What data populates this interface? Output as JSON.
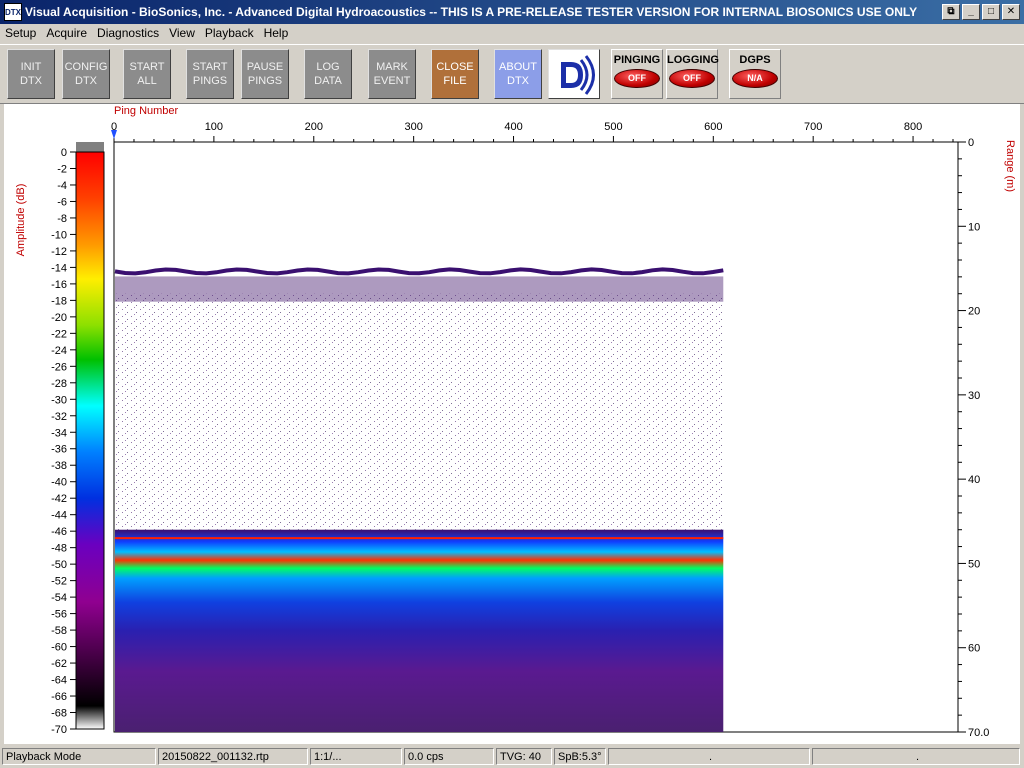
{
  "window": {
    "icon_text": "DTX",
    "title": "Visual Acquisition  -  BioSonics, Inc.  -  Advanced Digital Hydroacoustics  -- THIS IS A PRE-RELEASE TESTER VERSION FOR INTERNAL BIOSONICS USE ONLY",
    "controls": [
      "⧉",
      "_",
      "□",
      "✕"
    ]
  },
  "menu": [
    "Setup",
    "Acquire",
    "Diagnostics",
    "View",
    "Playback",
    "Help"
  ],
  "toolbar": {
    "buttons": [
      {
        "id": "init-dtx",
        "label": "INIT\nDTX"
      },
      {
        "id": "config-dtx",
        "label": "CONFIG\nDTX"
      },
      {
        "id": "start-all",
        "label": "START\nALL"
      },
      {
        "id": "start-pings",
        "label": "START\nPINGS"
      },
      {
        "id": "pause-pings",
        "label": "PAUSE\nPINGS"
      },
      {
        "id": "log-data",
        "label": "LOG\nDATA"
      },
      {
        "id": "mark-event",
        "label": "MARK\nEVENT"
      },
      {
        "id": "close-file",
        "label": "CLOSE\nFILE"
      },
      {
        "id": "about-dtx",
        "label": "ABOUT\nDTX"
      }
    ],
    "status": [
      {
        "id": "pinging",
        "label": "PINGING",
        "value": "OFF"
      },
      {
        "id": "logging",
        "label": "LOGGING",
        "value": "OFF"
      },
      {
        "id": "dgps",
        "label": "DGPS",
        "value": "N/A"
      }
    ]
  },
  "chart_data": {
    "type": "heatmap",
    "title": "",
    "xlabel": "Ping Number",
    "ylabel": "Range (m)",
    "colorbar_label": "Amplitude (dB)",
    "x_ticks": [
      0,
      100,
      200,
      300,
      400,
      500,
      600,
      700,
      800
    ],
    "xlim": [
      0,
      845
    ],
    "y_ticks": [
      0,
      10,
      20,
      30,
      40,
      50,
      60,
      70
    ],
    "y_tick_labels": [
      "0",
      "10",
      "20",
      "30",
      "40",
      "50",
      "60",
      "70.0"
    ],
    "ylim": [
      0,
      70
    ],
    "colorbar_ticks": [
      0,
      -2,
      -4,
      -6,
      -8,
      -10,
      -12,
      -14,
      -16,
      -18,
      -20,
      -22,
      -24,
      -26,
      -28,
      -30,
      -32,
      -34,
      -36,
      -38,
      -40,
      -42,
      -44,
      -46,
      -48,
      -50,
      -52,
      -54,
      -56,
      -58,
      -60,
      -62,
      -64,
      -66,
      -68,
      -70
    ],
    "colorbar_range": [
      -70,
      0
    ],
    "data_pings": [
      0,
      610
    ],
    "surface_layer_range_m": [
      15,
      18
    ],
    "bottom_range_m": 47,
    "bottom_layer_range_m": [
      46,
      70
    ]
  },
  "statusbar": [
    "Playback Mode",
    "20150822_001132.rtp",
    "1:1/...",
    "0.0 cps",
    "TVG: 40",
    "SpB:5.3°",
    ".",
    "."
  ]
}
════════════════
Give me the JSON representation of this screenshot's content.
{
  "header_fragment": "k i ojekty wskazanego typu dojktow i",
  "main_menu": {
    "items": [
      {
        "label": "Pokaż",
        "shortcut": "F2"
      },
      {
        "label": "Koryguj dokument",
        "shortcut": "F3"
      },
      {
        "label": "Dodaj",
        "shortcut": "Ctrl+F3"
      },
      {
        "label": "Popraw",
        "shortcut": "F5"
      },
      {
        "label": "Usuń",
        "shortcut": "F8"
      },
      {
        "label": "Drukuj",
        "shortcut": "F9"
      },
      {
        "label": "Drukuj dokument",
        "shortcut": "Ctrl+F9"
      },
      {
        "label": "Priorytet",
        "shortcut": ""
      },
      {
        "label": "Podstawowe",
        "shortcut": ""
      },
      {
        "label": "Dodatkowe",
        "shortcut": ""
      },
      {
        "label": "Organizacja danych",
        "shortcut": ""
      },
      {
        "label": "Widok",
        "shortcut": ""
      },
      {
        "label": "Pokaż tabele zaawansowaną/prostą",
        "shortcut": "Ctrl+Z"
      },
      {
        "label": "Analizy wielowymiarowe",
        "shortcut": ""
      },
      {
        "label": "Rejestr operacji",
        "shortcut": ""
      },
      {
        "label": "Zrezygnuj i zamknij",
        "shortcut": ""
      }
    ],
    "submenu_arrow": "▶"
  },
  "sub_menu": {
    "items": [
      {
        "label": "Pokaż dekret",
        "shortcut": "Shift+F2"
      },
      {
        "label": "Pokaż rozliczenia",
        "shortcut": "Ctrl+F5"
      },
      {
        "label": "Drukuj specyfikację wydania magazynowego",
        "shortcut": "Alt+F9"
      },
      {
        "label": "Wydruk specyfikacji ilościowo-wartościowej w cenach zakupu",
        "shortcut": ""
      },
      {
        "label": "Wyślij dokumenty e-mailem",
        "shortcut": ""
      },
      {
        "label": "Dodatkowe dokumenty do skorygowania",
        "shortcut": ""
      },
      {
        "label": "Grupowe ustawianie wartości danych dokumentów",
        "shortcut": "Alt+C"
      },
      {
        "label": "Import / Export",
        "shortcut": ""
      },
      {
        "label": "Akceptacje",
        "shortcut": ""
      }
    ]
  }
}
════════════════
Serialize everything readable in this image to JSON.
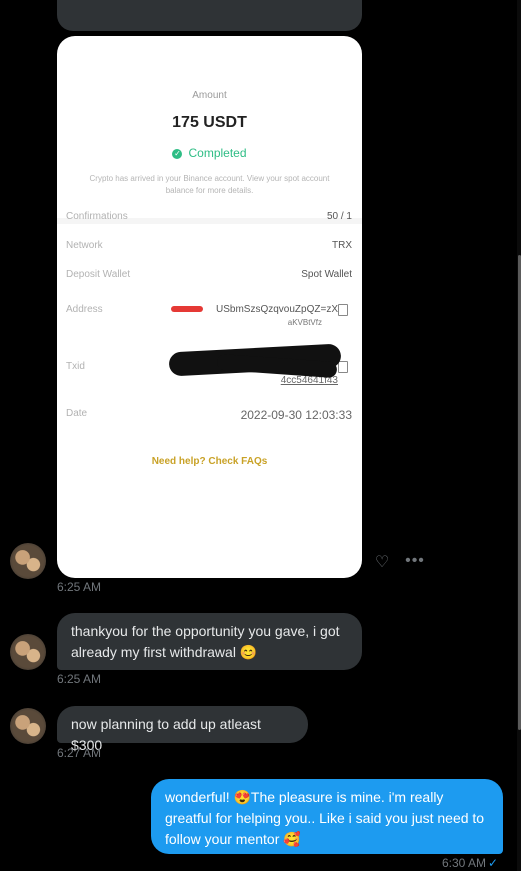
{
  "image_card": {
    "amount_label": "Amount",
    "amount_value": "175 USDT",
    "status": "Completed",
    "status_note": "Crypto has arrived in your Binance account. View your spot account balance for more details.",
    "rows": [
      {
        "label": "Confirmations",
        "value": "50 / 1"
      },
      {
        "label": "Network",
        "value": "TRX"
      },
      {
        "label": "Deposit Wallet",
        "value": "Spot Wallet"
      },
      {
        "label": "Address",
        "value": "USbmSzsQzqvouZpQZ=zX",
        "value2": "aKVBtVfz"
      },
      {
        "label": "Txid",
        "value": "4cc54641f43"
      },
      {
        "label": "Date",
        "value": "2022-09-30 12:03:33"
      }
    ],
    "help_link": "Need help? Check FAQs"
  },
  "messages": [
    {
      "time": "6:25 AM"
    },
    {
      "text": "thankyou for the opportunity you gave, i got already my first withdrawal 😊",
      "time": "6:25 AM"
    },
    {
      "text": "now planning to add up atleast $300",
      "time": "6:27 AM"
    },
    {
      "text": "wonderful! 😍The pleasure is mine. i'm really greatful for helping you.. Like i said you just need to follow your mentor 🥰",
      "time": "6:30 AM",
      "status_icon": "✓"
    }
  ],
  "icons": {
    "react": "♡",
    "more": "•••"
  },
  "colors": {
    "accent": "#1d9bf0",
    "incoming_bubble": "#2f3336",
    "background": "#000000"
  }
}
════════════════
__The exercise__
Look for lines containing the string "nPINGS" and copy them all.

__Written answer__
        "label": "START\nPINGS"
        "label": "PAUSE\nPINGS"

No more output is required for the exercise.